=== INSTRUCCIONES ===
**A.** ¿Puedes extraer del texto sobre la Ciudad de México el tramo que va desde "Yo pensé en" hasta "segundos parecían cuartearse."?
**B.** ¿Cómo prolongarías el texto sobre la Ciudad de México a partir de donde termina?

Yo pensé en Cristina, en la casa. Vivimos muy cerca del supermercado, casi enfrente, en el
segundo piso de un edificio de 1951. Traté de caminar pero el movimiento del piso me lo
impedía. El asfalto era gelatina. Resultaba incluso difícil mantener cierto equilibrio. Era
como tratar de permanecer de pie sobre un vértigo. Buscar apoyo en los carros era inútil.
Todo formaba parte del mismo vaivén. Arriba, las ramas de los árboles danzaban de
manera desordenada. Hasta los segundos parecían cuartearse.
Llegué por primera vez a la capital de México a finales de 1995 y, desde ese momento, he
ido cultivando una relación cada vez más cercana con esta ciudad diversa y fascinante. En
los tiempos en que no he vivido aquí, siempre he permanecido suficientemente cerca. Ya
tengo demasiados afectos hundidos en estas piedras que, a veces, parecen aguas. No
hay en el planeta un lugar tan descomunal y a la vez tan frágil. Aquí, el único equilibro
posible está en la gente.

=== DATOS PARA ANALIZAR ===
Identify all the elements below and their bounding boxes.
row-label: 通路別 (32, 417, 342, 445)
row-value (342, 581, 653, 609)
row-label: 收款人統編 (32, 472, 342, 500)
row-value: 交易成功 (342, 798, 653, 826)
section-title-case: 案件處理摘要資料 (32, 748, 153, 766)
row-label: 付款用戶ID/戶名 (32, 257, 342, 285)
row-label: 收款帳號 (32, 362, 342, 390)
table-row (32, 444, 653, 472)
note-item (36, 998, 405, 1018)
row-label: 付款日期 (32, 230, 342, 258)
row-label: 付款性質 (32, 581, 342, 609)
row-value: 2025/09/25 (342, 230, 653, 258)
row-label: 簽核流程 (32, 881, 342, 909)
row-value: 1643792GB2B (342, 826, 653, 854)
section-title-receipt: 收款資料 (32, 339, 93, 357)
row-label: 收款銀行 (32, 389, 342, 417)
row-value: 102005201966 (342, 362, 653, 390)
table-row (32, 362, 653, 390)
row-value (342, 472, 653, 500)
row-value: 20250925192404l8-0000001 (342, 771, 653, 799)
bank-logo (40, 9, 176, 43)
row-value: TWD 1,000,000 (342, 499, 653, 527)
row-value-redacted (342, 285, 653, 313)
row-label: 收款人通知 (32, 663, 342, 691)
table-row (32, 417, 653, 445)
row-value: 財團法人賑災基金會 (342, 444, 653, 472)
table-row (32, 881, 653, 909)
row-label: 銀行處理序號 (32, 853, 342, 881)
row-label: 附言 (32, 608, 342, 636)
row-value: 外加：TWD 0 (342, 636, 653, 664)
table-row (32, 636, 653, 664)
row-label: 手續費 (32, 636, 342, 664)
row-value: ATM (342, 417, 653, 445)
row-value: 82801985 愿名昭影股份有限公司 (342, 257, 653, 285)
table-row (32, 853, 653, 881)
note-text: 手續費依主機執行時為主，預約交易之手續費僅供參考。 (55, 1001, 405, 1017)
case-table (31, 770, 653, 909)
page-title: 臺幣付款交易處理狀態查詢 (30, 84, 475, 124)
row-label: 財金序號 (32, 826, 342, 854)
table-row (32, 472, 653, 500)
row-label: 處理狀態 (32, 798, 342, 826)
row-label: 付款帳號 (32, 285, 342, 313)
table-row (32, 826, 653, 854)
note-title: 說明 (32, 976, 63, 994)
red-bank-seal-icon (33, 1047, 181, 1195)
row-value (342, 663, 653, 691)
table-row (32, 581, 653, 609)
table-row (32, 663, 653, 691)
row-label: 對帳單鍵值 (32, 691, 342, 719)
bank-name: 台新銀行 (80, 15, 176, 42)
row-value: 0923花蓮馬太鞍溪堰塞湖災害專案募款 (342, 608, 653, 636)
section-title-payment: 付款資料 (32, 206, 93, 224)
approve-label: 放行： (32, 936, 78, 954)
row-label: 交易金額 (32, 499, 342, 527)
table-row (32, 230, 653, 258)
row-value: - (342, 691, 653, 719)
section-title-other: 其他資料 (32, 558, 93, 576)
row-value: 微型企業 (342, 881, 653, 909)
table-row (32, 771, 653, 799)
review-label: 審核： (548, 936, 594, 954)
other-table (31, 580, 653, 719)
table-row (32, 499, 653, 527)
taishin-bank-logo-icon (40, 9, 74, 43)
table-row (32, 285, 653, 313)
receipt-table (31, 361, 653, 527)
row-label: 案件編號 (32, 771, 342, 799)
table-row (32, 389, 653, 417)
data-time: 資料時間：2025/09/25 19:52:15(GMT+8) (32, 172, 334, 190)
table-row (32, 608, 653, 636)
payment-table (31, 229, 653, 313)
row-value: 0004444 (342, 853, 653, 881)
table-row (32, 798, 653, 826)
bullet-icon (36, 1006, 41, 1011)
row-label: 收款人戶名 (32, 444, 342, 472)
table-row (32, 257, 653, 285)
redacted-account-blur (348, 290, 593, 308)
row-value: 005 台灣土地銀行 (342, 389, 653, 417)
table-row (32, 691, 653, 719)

=== RESPUESTAS DADAS ===
**A.**
Yo pensé en Cristina, en la casa. Vivimos muy cerca del supermercado, casi enfrente, en el
segundo piso de un edificio de 1951. Traté de caminar pero el movimiento del piso me lo
impedía. El asfalto era gelatina. Resultaba incluso difícil mantener cierto equilibrio. Era
como tratar de permanecer de pie sobre un vértigo. Buscar apoyo en los carros era inútil.
Todo formaba parte del mismo vaivén. Arriba, las ramas de los árboles danzaban de
manera desordenada. Hasta los segundos parecían cuartearse.

**B.**
El primer apartamento que renté estaba en la Plaza Río de Janeiro, en la colonia Roma.
Aunque había pasado una década, esa zona seguía cargando con la mala fama que le dejó
el terremoto de 1985. Era un barrio sísmicamente muy inseguro. Ahí, también, viví mi
primer temblor chilango. Y a lo largo de todos estos años, he ido sumando temblores y
alarmas. Pero nunca nada fue como lo que ocurrió este 19 de septiembre. En mi memoria,
solo se mueve de la misma manera la noche del 29 de julio de 1967.
En muy pocos días, México nos enseña que la memoria de la tragedia puede ser una
poderosa fuerza de salvación. Así como se puede temblar de miedo y de dolor, también se
puede temblar de emoción, de solidaridad y de futuro.